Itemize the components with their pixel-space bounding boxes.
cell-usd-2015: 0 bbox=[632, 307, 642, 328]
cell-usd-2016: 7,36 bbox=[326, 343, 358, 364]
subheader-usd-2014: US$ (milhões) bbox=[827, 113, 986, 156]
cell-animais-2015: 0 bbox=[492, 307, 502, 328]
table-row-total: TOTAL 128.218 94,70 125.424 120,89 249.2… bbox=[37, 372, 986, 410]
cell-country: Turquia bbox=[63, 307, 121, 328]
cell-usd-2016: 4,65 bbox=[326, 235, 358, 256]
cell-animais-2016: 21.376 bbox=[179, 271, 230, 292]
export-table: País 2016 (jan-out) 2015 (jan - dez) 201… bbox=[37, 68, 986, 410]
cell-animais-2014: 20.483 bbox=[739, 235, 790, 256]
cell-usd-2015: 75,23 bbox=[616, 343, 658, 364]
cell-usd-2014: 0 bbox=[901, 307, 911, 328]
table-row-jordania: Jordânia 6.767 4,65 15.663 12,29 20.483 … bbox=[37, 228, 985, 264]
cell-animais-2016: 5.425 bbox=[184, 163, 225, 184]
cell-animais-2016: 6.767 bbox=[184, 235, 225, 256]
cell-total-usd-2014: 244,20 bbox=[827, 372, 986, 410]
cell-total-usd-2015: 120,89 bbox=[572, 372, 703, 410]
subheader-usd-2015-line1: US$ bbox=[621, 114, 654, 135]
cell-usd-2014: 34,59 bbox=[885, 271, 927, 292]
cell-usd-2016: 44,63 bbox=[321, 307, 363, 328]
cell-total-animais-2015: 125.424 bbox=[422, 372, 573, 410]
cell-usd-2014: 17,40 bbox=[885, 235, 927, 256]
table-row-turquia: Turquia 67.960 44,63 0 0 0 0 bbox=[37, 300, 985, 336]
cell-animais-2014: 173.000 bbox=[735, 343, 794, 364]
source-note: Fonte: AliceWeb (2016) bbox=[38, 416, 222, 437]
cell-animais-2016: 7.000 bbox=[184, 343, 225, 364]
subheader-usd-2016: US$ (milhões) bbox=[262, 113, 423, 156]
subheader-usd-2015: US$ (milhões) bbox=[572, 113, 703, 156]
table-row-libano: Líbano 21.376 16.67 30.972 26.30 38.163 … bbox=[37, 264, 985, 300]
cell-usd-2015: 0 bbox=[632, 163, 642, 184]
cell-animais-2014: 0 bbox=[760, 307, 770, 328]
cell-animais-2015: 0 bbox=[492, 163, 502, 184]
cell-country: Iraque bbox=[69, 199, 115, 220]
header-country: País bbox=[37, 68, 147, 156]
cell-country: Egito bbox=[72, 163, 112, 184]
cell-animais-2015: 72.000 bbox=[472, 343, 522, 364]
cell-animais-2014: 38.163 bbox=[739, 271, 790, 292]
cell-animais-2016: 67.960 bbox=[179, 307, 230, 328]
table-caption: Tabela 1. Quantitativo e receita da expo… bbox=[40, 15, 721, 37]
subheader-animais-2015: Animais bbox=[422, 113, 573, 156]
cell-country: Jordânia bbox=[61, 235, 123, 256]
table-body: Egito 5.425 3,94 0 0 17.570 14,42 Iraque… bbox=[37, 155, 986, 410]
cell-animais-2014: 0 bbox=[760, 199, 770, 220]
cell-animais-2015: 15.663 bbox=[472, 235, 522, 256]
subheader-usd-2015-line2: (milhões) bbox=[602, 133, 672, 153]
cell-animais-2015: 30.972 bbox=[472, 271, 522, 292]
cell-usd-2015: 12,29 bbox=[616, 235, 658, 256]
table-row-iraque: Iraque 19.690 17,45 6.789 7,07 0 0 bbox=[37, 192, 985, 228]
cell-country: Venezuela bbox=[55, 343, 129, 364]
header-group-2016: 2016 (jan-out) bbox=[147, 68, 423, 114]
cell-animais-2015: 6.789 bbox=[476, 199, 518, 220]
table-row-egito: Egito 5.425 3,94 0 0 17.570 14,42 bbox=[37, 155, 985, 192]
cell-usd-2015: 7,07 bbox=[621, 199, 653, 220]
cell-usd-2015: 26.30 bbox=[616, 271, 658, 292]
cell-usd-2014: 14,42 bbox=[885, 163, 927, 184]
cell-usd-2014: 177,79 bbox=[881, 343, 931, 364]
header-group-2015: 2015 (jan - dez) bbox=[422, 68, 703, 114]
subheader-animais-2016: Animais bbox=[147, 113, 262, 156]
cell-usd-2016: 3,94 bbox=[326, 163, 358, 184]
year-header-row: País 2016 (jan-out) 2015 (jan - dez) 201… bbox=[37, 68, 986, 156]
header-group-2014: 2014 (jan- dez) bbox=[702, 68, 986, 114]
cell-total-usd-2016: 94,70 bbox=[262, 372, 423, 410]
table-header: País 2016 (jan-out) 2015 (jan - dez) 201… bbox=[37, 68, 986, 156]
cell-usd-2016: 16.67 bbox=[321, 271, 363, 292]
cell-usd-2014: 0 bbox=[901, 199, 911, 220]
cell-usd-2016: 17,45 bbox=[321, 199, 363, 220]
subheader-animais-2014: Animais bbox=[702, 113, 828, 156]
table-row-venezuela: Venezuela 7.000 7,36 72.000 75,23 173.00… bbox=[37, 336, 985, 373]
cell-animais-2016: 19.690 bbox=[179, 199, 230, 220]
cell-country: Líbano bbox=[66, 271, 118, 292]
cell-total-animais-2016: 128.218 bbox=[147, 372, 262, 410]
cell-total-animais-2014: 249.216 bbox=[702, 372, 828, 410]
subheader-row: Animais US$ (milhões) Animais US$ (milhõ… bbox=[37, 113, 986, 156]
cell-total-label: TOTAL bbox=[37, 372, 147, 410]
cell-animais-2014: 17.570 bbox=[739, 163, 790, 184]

> Instructions for the task: Copy the lines of the records from the start through the line containing "cell-animais-2015: 0 bbox=[492, 307, 502, 328]", keeping each one unchanged.

> Task result:
Itemize the components with their pixel-space bounding boxes.
cell-usd-2015: 0 bbox=[632, 307, 642, 328]
cell-usd-2016: 7,36 bbox=[326, 343, 358, 364]
subheader-usd-2014: US$ (milhões) bbox=[827, 113, 986, 156]
cell-animais-2015: 0 bbox=[492, 307, 502, 328]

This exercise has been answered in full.